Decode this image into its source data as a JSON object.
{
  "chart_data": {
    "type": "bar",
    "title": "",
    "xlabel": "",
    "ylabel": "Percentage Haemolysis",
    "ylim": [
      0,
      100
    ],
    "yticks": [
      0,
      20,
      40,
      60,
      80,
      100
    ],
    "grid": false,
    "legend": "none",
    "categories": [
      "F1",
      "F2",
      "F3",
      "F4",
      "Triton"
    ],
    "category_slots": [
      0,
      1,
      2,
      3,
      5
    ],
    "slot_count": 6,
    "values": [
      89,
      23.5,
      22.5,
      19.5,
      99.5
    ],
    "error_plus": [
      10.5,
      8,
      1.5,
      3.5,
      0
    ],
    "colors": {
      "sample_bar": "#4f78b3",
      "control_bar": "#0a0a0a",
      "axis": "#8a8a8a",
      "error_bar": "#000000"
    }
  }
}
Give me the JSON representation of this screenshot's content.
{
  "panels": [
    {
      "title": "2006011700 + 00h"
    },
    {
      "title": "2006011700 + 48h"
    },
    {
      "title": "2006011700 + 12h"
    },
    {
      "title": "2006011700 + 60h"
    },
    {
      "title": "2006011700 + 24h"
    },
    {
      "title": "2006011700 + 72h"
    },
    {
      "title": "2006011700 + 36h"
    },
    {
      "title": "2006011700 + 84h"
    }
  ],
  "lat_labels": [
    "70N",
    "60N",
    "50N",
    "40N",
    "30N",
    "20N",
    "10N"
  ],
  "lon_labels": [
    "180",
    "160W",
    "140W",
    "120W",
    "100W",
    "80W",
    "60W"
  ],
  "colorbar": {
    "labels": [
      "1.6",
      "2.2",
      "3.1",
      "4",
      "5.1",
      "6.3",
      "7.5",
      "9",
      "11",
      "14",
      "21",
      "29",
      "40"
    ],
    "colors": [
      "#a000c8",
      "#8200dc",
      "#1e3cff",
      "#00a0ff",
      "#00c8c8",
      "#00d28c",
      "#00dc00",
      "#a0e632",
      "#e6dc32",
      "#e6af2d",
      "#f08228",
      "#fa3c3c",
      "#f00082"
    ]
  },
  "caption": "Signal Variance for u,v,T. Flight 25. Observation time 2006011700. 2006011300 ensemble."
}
--
■ Required task ■
Locate "Give me the" in the data above. Then repeat, exactly, its line and each line after it through the last, adding nothing.

■ Response to this task ■
Give me the JSON representation of this screenshot's content.
{
  "panels": [
    {
      "title": "2006011700 + 00h"
    },
    {
      "title": "2006011700 + 48h"
    },
    {
      "title": "2006011700 + 12h"
    },
    {
      "title": "2006011700 + 60h"
    },
    {
      "title": "2006011700 + 24h"
    },
    {
      "title": "2006011700 + 72h"
    },
    {
      "title": "2006011700 + 36h"
    },
    {
      "title": "2006011700 + 84h"
    }
  ],
  "lat_labels": [
    "70N",
    "60N",
    "50N",
    "40N",
    "30N",
    "20N",
    "10N"
  ],
  "lon_labels": [
    "180",
    "160W",
    "140W",
    "120W",
    "100W",
    "80W",
    "60W"
  ],
  "colorbar": {
    "labels": [
      "1.6",
      "2.2",
      "3.1",
      "4",
      "5.1",
      "6.3",
      "7.5",
      "9",
      "11",
      "14",
      "21",
      "29",
      "40"
    ],
    "colors": [
      "#a000c8",
      "#8200dc",
      "#1e3cff",
      "#00a0ff",
      "#00c8c8",
      "#00d28c",
      "#00dc00",
      "#a0e632",
      "#e6dc32",
      "#e6af2d",
      "#f08228",
      "#fa3c3c",
      "#f00082"
    ]
  },
  "caption": "Signal Variance for u,v,T. Flight 25. Observation time 2006011700. 2006011300 ensemble."
}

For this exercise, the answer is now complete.